— Start MATERIAL —

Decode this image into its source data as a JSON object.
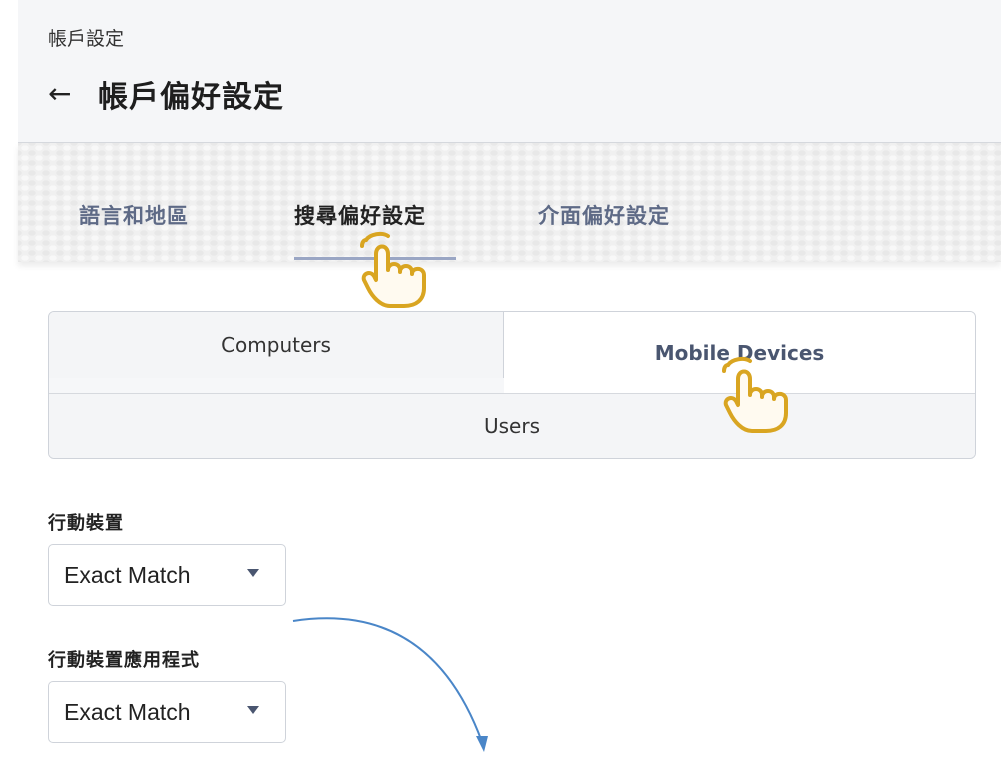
{
  "header": {
    "breadcrumb": "帳戶設定",
    "back_arrow": "←",
    "title": "帳戶偏好設定"
  },
  "tabs": [
    {
      "label": "語言和地區",
      "active": false
    },
    {
      "label": "搜尋偏好設定",
      "active": true
    },
    {
      "label": "介面偏好設定",
      "active": false
    }
  ],
  "segments": {
    "computers": "Computers",
    "mobile_devices": "Mobile Devices",
    "users": "Users",
    "selected": "Mobile Devices"
  },
  "fields": [
    {
      "label": "行動裝置",
      "value": "Exact Match"
    },
    {
      "label": "行動裝置應用程式",
      "value": "Exact Match"
    }
  ],
  "icons": {
    "pointer": "hand-pointer-icon",
    "caret": "caret-down-icon"
  },
  "colors": {
    "accent": "#9aa6c4",
    "pointer_hand": "#d9a521",
    "annotation_arrow": "#4a86c8"
  }
}
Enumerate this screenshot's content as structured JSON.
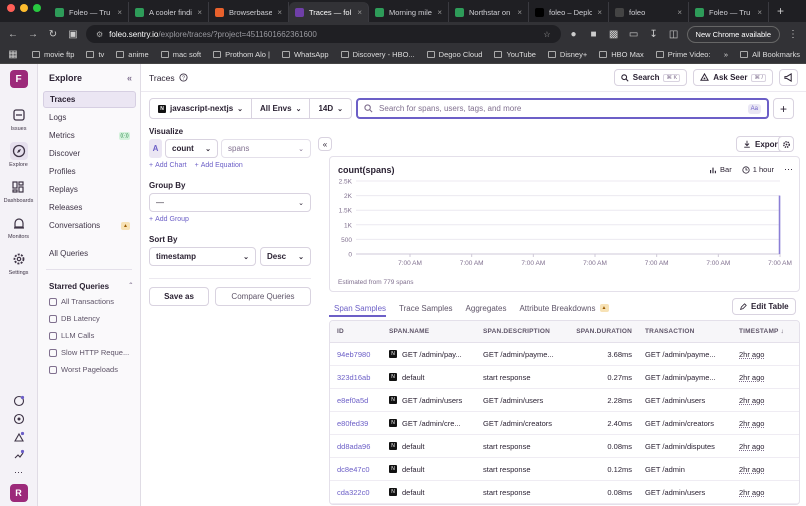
{
  "browser": {
    "tabs": [
      {
        "label": "Foleo — Tru",
        "color": "#2e9c59",
        "active": false
      },
      {
        "label": "A cooler findi",
        "color": "#2e9c59",
        "active": false
      },
      {
        "label": "Browserbase",
        "color": "#e8612c",
        "active": false
      },
      {
        "label": "Traces — fol",
        "color": "#6f3fa8",
        "active": true
      },
      {
        "label": "Morning mile",
        "color": "#2e9c59",
        "active": false
      },
      {
        "label": "Northstar on",
        "color": "#2e9c59",
        "active": false
      },
      {
        "label": "foleo – Deplo",
        "color": "#000000",
        "active": false
      },
      {
        "label": "foleo",
        "color": "#444444",
        "active": false
      },
      {
        "label": "Foleo — Tru",
        "color": "#2e9c59",
        "active": false
      }
    ],
    "url_host": "foleo.sentry.io",
    "url_path": "/explore/traces/?project=4511601662361600",
    "new_chrome": "New Chrome available",
    "bookmarks": [
      "movie ftp",
      "tv",
      "anime",
      "mac soft",
      "Prothom Alo |",
      "WhatsApp",
      "Discovery - HBO...",
      "Degoo Cloud",
      "YouTube",
      "Disney+",
      "HBO Max",
      "Prime Video:"
    ],
    "all_bookmarks": "All Bookmarks"
  },
  "rail": {
    "org_initial": "F",
    "items": [
      {
        "label": "Issues",
        "icon": "issues-icon",
        "active": false
      },
      {
        "label": "Explore",
        "icon": "compass-icon",
        "active": true
      },
      {
        "label": "Dashboards",
        "icon": "dashboard-icon",
        "active": false
      },
      {
        "label": "Monitors",
        "icon": "siren-icon",
        "active": false
      },
      {
        "label": "Settings",
        "icon": "gear-icon",
        "active": false
      }
    ],
    "user_initial": "R"
  },
  "subnav": {
    "title": "Explore",
    "items": [
      "Traces",
      "Logs",
      "Metrics",
      "Discover",
      "Profiles",
      "Replays",
      "Releases",
      "Conversations"
    ],
    "all_queries": "All Queries",
    "starred_title": "Starred Queries",
    "starred": [
      "All Transactions",
      "DB Latency",
      "LLM Calls",
      "Slow HTTP Reque...",
      "Worst Pageloads"
    ]
  },
  "header": {
    "title": "Traces",
    "search_label": "Search",
    "search_kbd": "⌘ K",
    "ask_label": "Ask Seer",
    "ask_kbd": "⌘ /"
  },
  "filters": {
    "project": "javascript-nextjs",
    "env": "All Envs",
    "period": "14D",
    "search_placeholder": "Search for spans, users, tags, and more",
    "aa": "Aa"
  },
  "query": {
    "visualize_label": "Visualize",
    "agg_letter": "A",
    "agg_func": "count",
    "agg_field": "spans",
    "add_chart": "Add Chart",
    "add_equation": "Add Equation",
    "group_by_label": "Group By",
    "group_by_value": "—",
    "add_group": "Add Group",
    "sort_by_label": "Sort By",
    "sort_field": "timestamp",
    "sort_dir": "Desc",
    "save_as": "Save as",
    "compare": "Compare Queries"
  },
  "chart_toolbar": {
    "export": "Export",
    "type_label": "Bar",
    "interval_label": "1 hour"
  },
  "chart_data": {
    "type": "bar",
    "title": "count(spans)",
    "y_ticks": [
      "2.5K",
      "2K",
      "1.5K",
      "1K",
      "500",
      "0"
    ],
    "ylim": [
      0,
      2500
    ],
    "x_tick_labels": [
      "7:00 AM",
      "7:00 AM",
      "7:00 AM",
      "7:00 AM",
      "7:00 AM",
      "7:00 AM",
      "7:00 AM"
    ],
    "num_buckets": 336,
    "series": [
      {
        "values_nonzero": [
          {
            "bucket": 335,
            "value": 2000
          }
        ]
      }
    ],
    "grid": true,
    "color": "#8b7fd6",
    "footer": "Estimated from 779 spans"
  },
  "table_tabs": [
    "Span Samples",
    "Trace Samples",
    "Aggregates",
    "Attribute Breakdowns"
  ],
  "edit_table": "Edit Table",
  "table": {
    "columns": [
      "ID",
      "SPAN.NAME",
      "SPAN.DESCRIPTION",
      "SPAN.DURATION",
      "TRANSACTION",
      "TIMESTAMP"
    ],
    "rows": [
      {
        "id": "94eb7980",
        "name": "GET /admin/pay...",
        "desc": "GET /admin/payme...",
        "dur": "3.68ms",
        "txn": "GET /admin/payme...",
        "ts": "2hr ago"
      },
      {
        "id": "323d16ab",
        "name": "default",
        "desc": "start response",
        "dur": "0.27ms",
        "txn": "GET /admin/payme...",
        "ts": "2hr ago"
      },
      {
        "id": "e8ef0a5d",
        "name": "GET /admin/users",
        "desc": "GET /admin/users",
        "dur": "2.28ms",
        "txn": "GET /admin/users",
        "ts": "2hr ago"
      },
      {
        "id": "e80fed39",
        "name": "GET /admin/cre...",
        "desc": "GET /admin/creators",
        "dur": "2.40ms",
        "txn": "GET /admin/creators",
        "ts": "2hr ago"
      },
      {
        "id": "dd8ada96",
        "name": "default",
        "desc": "start response",
        "dur": "0.08ms",
        "txn": "GET /admin/disputes",
        "ts": "2hr ago"
      },
      {
        "id": "dc8e47c0",
        "name": "default",
        "desc": "start response",
        "dur": "0.12ms",
        "txn": "GET /admin",
        "ts": "2hr ago"
      },
      {
        "id": "cda322c0",
        "name": "default",
        "desc": "start response",
        "dur": "0.08ms",
        "txn": "GET /admin/users",
        "ts": "2hr ago"
      }
    ]
  }
}
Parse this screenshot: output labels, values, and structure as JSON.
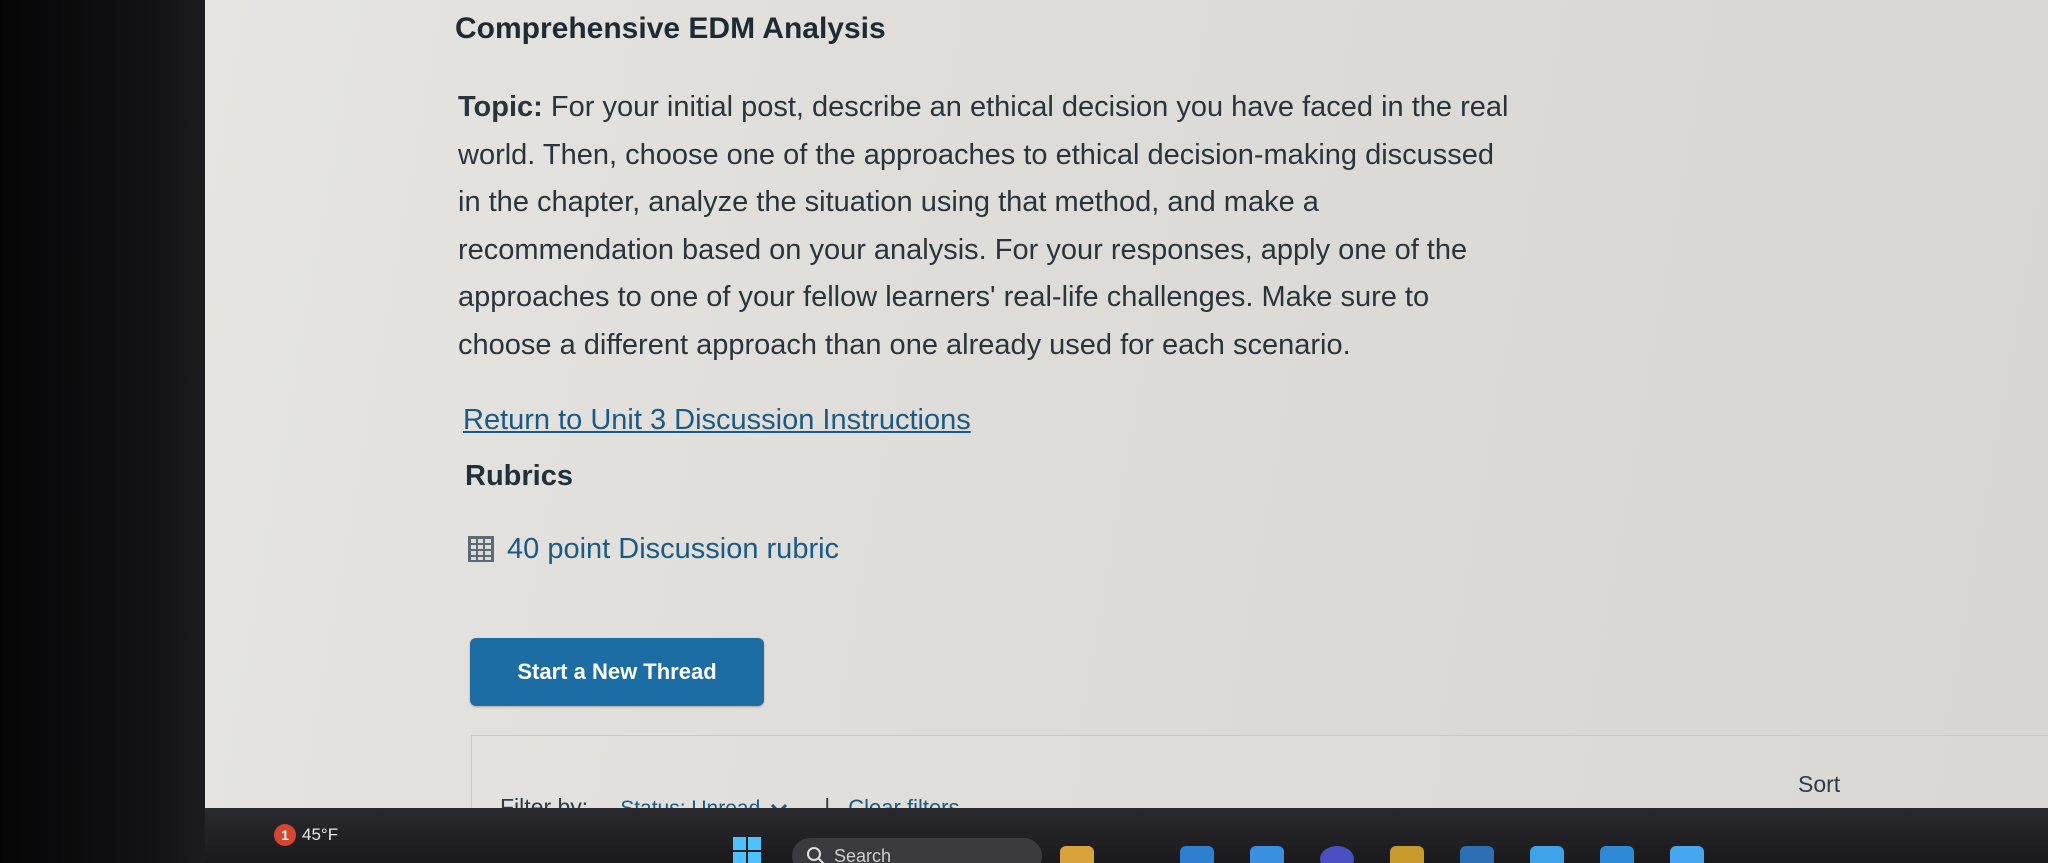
{
  "page": {
    "title": "Comprehensive EDM Analysis",
    "topic_label": "Topic:",
    "topic_lines": [
      "For your initial post, describe an ethical decision you have faced in the real",
      "world. Then, choose one of the approaches to ethical decision-making discussed",
      "in the chapter, analyze the situation using that method, and make a",
      "recommendation based on your analysis. For your responses, apply one of the",
      "approaches to one of your fellow learners' real-life challenges. Make sure to",
      "choose a different approach than one already used for each scenario."
    ],
    "return_link": "Return to Unit 3 Discussion Instructions",
    "rubrics_heading": "Rubrics",
    "rubric_link": "40 point Discussion rubric",
    "new_thread_button": "Start a New Thread"
  },
  "filters": {
    "label": "Filter by:",
    "status": "Status: Unread",
    "separator": "|",
    "clear": "Clear filters",
    "sort_label": "Sort"
  },
  "taskbar": {
    "notification_count": "1",
    "temperature": "45°F",
    "search_text": "Search"
  },
  "colors": {
    "link": "#1b5a86",
    "button": "#1c6da3",
    "badge": "#d6452f"
  }
}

— End MATERIAL —

▶ **BRIEF**
Tally the lines in the records above that contain the word "real", and give only that number.

▶ **REPLY TO THE EXERCISE**
2